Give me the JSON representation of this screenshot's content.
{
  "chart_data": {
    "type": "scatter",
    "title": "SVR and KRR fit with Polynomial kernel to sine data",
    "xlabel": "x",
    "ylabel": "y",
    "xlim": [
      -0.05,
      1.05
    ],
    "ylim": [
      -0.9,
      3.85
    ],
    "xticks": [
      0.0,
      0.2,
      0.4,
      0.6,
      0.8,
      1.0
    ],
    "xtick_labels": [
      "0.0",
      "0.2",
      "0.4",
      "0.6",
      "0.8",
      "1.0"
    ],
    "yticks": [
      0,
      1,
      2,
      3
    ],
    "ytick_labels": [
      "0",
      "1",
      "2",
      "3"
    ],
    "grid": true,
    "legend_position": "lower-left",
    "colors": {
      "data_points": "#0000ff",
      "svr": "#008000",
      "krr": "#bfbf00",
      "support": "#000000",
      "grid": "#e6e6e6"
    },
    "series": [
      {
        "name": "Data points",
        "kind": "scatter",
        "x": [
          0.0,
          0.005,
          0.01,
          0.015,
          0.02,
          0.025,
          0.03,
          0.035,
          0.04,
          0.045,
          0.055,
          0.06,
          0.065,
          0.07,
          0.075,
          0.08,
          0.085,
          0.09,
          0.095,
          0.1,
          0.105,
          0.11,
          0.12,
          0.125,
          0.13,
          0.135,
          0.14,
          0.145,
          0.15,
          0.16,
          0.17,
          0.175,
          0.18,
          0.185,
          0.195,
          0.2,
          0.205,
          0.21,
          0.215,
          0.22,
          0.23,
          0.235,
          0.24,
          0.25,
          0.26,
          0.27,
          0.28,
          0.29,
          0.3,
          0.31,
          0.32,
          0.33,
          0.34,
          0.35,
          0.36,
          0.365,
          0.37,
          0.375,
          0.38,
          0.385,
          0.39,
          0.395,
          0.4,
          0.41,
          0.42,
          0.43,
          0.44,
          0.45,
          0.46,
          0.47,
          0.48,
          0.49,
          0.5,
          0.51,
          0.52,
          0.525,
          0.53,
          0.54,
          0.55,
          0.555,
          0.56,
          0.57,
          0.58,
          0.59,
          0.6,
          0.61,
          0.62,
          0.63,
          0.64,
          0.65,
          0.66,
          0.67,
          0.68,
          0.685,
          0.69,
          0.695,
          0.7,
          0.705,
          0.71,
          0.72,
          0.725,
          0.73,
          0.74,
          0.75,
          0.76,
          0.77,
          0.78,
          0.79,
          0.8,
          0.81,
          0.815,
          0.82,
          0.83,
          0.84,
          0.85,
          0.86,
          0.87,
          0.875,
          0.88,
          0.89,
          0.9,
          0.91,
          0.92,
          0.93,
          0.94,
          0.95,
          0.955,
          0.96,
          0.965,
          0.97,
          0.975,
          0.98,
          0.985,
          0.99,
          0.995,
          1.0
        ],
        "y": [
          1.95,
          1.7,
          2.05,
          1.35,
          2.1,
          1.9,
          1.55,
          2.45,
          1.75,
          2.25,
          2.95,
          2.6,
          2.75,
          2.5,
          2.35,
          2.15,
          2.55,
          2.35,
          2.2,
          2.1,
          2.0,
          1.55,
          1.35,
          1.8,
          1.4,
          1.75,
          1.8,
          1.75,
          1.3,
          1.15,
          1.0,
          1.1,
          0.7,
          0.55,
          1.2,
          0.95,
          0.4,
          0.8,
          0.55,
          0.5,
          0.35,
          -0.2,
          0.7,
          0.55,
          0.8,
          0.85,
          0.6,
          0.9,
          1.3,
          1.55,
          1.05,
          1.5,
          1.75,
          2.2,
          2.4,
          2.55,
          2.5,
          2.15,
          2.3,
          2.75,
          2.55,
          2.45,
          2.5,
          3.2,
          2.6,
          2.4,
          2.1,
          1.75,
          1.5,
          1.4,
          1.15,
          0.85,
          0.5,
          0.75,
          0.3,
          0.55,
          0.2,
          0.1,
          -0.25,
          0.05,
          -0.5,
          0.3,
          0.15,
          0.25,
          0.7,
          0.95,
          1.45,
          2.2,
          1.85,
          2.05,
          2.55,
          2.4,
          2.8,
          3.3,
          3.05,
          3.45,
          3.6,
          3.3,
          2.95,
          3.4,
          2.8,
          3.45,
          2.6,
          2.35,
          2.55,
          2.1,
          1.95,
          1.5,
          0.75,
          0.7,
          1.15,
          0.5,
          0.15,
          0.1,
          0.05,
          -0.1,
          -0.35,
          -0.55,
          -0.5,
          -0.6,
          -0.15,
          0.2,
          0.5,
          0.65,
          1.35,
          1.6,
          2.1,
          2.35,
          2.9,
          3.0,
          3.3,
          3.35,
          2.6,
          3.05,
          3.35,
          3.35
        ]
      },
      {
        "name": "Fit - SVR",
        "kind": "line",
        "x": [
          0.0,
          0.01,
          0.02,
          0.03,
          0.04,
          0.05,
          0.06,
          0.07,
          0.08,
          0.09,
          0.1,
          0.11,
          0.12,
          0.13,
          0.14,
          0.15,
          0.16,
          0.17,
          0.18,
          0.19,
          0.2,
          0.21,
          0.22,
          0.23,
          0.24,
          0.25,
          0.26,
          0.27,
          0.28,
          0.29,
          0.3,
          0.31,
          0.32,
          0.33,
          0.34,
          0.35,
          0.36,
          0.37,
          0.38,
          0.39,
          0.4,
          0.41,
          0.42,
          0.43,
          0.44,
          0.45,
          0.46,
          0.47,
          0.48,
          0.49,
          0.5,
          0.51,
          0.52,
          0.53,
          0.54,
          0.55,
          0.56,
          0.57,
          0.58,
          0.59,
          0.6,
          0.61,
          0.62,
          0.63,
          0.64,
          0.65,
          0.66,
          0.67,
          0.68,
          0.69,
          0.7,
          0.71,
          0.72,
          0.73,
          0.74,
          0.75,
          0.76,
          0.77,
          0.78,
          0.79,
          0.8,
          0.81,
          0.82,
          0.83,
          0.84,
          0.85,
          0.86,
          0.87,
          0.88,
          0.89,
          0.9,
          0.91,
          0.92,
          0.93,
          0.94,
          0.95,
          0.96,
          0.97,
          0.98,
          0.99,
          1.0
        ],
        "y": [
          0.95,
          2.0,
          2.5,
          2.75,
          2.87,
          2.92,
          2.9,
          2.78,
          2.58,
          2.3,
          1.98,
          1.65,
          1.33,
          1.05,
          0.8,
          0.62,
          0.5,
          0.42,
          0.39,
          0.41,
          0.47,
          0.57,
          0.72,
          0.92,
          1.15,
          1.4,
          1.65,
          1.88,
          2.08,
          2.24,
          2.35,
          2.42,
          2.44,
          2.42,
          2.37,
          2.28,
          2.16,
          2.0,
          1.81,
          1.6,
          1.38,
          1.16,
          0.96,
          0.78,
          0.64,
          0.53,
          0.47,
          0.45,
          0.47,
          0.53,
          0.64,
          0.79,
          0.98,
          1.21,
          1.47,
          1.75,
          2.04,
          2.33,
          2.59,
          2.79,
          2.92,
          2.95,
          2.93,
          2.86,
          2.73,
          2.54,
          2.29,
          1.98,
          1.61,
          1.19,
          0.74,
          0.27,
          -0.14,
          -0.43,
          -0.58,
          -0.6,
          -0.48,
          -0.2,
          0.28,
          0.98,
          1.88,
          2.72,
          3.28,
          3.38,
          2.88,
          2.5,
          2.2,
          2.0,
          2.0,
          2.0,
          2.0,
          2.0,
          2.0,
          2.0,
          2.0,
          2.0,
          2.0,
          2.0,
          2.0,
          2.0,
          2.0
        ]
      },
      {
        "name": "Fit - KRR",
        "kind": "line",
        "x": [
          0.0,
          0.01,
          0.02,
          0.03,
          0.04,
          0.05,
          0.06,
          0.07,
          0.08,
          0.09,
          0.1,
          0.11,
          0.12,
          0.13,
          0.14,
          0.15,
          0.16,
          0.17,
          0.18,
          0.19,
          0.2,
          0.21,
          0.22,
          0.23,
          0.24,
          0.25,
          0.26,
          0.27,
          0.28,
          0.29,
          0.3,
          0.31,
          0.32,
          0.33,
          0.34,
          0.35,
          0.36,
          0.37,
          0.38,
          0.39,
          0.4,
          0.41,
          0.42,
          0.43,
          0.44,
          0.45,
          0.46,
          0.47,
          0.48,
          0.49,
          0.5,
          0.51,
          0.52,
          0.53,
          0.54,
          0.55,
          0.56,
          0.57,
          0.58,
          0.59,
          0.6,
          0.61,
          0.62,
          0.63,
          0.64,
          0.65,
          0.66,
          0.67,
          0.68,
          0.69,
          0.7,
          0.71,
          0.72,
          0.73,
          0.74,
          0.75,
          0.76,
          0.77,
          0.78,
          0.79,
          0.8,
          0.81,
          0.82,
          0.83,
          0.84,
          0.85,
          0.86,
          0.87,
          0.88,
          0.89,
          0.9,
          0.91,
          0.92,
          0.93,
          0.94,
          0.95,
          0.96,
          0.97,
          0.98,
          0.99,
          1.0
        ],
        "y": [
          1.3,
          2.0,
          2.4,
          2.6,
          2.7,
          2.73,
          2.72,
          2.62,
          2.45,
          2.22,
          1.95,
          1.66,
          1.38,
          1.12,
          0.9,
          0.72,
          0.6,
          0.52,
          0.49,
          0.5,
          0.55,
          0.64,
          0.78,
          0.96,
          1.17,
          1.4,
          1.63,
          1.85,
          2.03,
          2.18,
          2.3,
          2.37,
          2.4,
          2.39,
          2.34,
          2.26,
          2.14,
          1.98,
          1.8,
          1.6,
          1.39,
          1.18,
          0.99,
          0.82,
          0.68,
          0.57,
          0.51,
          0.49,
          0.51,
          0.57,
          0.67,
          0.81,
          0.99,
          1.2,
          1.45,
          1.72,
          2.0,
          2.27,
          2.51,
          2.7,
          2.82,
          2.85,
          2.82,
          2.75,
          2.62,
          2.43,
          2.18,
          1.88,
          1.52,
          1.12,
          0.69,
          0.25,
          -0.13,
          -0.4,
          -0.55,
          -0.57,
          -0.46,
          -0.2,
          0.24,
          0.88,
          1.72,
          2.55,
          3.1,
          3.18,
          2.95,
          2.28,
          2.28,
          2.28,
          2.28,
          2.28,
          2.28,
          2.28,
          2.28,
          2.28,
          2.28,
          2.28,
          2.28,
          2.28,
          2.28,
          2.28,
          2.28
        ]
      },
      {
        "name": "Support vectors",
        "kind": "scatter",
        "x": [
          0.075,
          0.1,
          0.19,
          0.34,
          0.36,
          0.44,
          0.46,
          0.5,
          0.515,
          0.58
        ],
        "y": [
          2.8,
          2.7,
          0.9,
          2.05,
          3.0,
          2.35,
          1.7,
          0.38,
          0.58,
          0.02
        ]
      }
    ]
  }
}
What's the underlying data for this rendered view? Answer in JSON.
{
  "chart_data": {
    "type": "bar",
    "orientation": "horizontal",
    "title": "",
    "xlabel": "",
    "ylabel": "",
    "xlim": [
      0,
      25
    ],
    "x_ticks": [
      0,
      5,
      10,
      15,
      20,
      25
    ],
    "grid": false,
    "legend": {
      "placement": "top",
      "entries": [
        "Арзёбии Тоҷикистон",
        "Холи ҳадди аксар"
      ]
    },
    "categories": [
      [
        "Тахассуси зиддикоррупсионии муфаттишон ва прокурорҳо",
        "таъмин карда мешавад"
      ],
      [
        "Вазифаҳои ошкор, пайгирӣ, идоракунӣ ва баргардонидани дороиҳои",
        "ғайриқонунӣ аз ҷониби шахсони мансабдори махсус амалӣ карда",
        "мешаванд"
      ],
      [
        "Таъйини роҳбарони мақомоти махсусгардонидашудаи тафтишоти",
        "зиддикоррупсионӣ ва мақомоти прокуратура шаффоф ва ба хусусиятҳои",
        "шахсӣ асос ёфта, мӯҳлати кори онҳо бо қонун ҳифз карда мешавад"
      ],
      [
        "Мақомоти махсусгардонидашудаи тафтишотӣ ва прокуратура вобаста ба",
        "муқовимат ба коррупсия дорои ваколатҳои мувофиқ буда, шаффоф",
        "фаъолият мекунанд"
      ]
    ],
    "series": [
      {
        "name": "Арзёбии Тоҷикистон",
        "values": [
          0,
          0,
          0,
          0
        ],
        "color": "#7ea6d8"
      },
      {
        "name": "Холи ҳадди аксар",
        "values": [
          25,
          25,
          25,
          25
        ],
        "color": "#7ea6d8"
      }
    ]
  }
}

+===+

## STATED GOAL
Repeat word for word each line from the one with "What's the underlying" to the end of the records above, inclusive.

## COMPLETE OUTPUT
What's the underlying data for this rendered view? Answer in JSON.
{
  "chart_data": {
    "type": "bar",
    "orientation": "horizontal",
    "title": "",
    "xlabel": "",
    "ylabel": "",
    "xlim": [
      0,
      25
    ],
    "x_ticks": [
      0,
      5,
      10,
      15,
      20,
      25
    ],
    "grid": false,
    "legend": {
      "placement": "top",
      "entries": [
        "Арзёбии Тоҷикистон",
        "Холи ҳадди аксар"
      ]
    },
    "categories": [
      [
        "Тахассуси зиддикоррупсионии муфаттишон ва прокурорҳо",
        "таъмин карда мешавад"
      ],
      [
        "Вазифаҳои ошкор, пайгирӣ, идоракунӣ ва баргардонидани дороиҳои",
        "ғайриқонунӣ аз ҷониби шахсони мансабдори махсус амалӣ карда",
        "мешаванд"
      ],
      [
        "Таъйини роҳбарони мақомоти махсусгардонидашудаи тафтишоти",
        "зиддикоррупсионӣ ва мақомоти прокуратура шаффоф ва ба хусусиятҳои",
        "шахсӣ асос ёфта, мӯҳлати кори онҳо бо қонун ҳифз карда мешавад"
      ],
      [
        "Мақомоти махсусгардонидашудаи тафтишотӣ ва прокуратура вобаста ба",
        "муқовимат ба коррупсия дорои ваколатҳои мувофиқ буда, шаффоф",
        "фаъолият мекунанд"
      ]
    ],
    "series": [
      {
        "name": "Арзёбии Тоҷикистон",
        "values": [
          0,
          0,
          0,
          0
        ],
        "color": "#7ea6d8"
      },
      {
        "name": "Холи ҳадди аксар",
        "values": [
          25,
          25,
          25,
          25
        ],
        "color": "#7ea6d8"
      }
    ]
  }
}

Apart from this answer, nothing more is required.